**Exercise aim**
Take the entries below and print all of them exactly, please.

**Data shown**
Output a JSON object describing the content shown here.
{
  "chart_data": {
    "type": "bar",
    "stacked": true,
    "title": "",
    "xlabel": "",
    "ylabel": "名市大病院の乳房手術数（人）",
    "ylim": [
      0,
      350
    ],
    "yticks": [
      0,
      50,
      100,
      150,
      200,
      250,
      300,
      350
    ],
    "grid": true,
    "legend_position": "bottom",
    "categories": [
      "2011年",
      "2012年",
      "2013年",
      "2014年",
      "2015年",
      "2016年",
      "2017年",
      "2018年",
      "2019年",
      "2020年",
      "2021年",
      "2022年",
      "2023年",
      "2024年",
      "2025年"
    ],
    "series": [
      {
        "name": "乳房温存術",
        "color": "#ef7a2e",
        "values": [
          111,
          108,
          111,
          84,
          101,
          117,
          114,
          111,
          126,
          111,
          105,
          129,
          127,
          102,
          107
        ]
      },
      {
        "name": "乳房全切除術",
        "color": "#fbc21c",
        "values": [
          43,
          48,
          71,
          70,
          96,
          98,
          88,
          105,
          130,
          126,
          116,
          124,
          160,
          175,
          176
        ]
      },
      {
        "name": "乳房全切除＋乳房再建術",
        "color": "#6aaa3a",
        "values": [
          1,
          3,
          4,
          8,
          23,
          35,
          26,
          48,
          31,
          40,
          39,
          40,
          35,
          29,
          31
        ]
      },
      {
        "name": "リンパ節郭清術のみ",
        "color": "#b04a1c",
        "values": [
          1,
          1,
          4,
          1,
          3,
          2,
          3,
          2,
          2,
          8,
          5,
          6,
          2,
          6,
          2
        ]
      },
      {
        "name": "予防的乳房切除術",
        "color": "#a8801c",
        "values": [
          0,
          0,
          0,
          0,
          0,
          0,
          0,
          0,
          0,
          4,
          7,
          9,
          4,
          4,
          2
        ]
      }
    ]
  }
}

**Full answer**
Output a JSON object describing the content shown here.
{
  "chart_data": {
    "type": "bar",
    "stacked": true,
    "title": "",
    "xlabel": "",
    "ylabel": "名市大病院の乳房手術数（人）",
    "ylim": [
      0,
      350
    ],
    "yticks": [
      0,
      50,
      100,
      150,
      200,
      250,
      300,
      350
    ],
    "grid": true,
    "legend_position": "bottom",
    "categories": [
      "2011年",
      "2012年",
      "2013年",
      "2014年",
      "2015年",
      "2016年",
      "2017年",
      "2018年",
      "2019年",
      "2020年",
      "2021年",
      "2022年",
      "2023年",
      "2024年",
      "2025年"
    ],
    "series": [
      {
        "name": "乳房温存術",
        "color": "#ef7a2e",
        "values": [
          111,
          108,
          111,
          84,
          101,
          117,
          114,
          111,
          126,
          111,
          105,
          129,
          127,
          102,
          107
        ]
      },
      {
        "name": "乳房全切除術",
        "color": "#fbc21c",
        "values": [
          43,
          48,
          71,
          70,
          96,
          98,
          88,
          105,
          130,
          126,
          116,
          124,
          160,
          175,
          176
        ]
      },
      {
        "name": "乳房全切除＋乳房再建術",
        "color": "#6aaa3a",
        "values": [
          1,
          3,
          4,
          8,
          23,
          35,
          26,
          48,
          31,
          40,
          39,
          40,
          35,
          29,
          31
        ]
      },
      {
        "name": "リンパ節郭清術のみ",
        "color": "#b04a1c",
        "values": [
          1,
          1,
          4,
          1,
          3,
          2,
          3,
          2,
          2,
          8,
          5,
          6,
          2,
          6,
          2
        ]
      },
      {
        "name": "予防的乳房切除術",
        "color": "#a8801c",
        "values": [
          0,
          0,
          0,
          0,
          0,
          0,
          0,
          0,
          0,
          4,
          7,
          9,
          4,
          4,
          2
        ]
      }
    ]
  }
}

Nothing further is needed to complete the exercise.